═══ DATASET ENTRIES ═══
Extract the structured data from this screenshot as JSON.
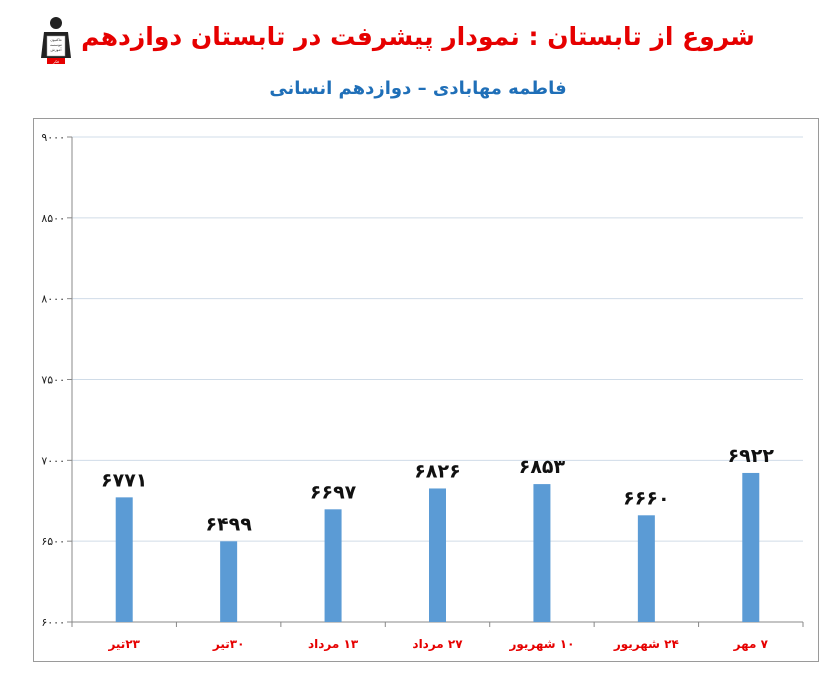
{
  "header": {
    "title": "شروع از تابستان : نمودار پیشرفت در تابستان دوازدهم",
    "subtitle": "فاطمه مهابادی – دوازدهم انسانی"
  },
  "logo": {
    "icon": "graduate-logo-icon",
    "text_lines": [
      "ماکتبون",
      "موسسه",
      "آموزش",
      "فکر"
    ]
  },
  "colors": {
    "title": "#e60000",
    "subtitle": "#1f6fb8",
    "bar": "#5b9bd5",
    "category_label": "#e60000",
    "grid": "#d0dce8"
  },
  "chart_data": {
    "type": "bar",
    "categories": [
      "۲۳تیر",
      "۳۰تیر",
      "۱۳ مرداد",
      "۲۷ مرداد",
      "۱۰ شهریور",
      "۲۴ شهریور",
      "۷ مهر"
    ],
    "values": [
      6771,
      6499,
      6697,
      6826,
      6853,
      6660,
      6922
    ],
    "data_labels": [
      "۶۷۷۱",
      "۶۴۹۹",
      "۶۶۹۷",
      "۶۸۲۶",
      "۶۸۵۳",
      "۶۶۶۰",
      "۶۹۲۲"
    ],
    "ylim": [
      6000,
      9000
    ],
    "yticks": [
      6000,
      6500,
      7000,
      7500,
      8000,
      8500,
      9000
    ],
    "ytick_labels": [
      "۶۰۰۰",
      "۶۵۰۰",
      "۷۰۰۰",
      "۷۵۰۰",
      "۸۰۰۰",
      "۸۵۰۰",
      "۹۰۰۰"
    ],
    "grid": true
  }
}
═══
### AIM
In this exercise, set down all of the data exactly, without the pictures.

### RESULT FOR THIS EXERCISE
Extract the structured data from this screenshot as JSON.
{
  "header": {
    "title": "شروع از تابستان : نمودار پیشرفت در تابستان دوازدهم",
    "subtitle": "فاطمه مهابادی – دوازدهم انسانی"
  },
  "logo": {
    "icon": "graduate-logo-icon",
    "text_lines": [
      "ماکتبون",
      "موسسه",
      "آموزش",
      "فکر"
    ]
  },
  "colors": {
    "title": "#e60000",
    "subtitle": "#1f6fb8",
    "bar": "#5b9bd5",
    "category_label": "#e60000",
    "grid": "#d0dce8"
  },
  "chart_data": {
    "type": "bar",
    "categories": [
      "۲۳تیر",
      "۳۰تیر",
      "۱۳ مرداد",
      "۲۷ مرداد",
      "۱۰ شهریور",
      "۲۴ شهریور",
      "۷ مهر"
    ],
    "values": [
      6771,
      6499,
      6697,
      6826,
      6853,
      6660,
      6922
    ],
    "data_labels": [
      "۶۷۷۱",
      "۶۴۹۹",
      "۶۶۹۷",
      "۶۸۲۶",
      "۶۸۵۳",
      "۶۶۶۰",
      "۶۹۲۲"
    ],
    "ylim": [
      6000,
      9000
    ],
    "yticks": [
      6000,
      6500,
      7000,
      7500,
      8000,
      8500,
      9000
    ],
    "ytick_labels": [
      "۶۰۰۰",
      "۶۵۰۰",
      "۷۰۰۰",
      "۷۵۰۰",
      "۸۰۰۰",
      "۸۵۰۰",
      "۹۰۰۰"
    ],
    "grid": true
  }
}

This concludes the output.